▼

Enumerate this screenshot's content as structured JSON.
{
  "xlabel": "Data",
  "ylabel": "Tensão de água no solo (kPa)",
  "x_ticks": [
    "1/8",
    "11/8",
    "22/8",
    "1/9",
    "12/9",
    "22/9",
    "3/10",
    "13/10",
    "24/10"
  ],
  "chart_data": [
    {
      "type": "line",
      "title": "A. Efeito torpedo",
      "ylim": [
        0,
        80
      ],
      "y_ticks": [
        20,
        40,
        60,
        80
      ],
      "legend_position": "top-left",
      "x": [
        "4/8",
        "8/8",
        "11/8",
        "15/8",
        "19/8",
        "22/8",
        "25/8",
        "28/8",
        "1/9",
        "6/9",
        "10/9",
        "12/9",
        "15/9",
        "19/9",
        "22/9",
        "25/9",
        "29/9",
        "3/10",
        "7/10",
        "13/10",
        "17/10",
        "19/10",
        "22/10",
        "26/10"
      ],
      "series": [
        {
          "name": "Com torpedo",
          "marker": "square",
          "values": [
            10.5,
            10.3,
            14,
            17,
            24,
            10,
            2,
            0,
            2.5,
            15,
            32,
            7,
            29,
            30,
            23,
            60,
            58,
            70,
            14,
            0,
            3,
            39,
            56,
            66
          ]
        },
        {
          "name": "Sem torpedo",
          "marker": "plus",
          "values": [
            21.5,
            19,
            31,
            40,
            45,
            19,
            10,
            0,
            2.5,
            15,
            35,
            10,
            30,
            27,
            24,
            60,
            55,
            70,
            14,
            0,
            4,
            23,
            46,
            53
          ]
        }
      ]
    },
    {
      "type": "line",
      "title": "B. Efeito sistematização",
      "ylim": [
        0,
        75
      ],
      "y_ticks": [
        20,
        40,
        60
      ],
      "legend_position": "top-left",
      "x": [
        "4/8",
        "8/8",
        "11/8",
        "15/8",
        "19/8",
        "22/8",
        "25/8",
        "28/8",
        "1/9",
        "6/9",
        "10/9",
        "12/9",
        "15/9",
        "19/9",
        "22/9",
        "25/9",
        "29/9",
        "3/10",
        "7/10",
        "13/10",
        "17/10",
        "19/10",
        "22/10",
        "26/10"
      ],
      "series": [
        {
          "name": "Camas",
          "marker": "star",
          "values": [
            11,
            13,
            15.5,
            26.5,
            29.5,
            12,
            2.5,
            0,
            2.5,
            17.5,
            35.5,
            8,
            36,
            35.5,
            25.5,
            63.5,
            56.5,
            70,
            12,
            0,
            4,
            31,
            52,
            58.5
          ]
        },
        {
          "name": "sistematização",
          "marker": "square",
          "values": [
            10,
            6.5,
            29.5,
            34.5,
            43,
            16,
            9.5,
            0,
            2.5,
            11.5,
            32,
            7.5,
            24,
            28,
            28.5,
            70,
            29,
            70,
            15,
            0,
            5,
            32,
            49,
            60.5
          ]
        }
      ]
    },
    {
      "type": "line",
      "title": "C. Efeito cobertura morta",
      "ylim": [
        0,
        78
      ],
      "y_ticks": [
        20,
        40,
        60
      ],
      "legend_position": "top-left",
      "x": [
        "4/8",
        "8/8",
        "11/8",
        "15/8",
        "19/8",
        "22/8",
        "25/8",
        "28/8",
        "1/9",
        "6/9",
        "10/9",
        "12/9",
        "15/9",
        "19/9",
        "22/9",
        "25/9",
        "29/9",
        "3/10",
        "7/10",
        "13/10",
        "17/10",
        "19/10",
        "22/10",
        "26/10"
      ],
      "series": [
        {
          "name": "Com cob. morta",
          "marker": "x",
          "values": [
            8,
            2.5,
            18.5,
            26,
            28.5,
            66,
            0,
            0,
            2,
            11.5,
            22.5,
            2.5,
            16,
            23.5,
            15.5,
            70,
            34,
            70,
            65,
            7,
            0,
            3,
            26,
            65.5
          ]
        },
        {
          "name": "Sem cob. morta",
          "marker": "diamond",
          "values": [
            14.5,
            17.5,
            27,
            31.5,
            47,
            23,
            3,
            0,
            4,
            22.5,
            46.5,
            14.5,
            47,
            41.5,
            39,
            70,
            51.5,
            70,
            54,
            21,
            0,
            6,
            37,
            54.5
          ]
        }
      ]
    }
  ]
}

▲

▶ **EXERCISE GOAL**:
Only the number is wanted: how many lines of the material contain the word "name"?

▶ **REPLY TO THE EXERCISE**:
6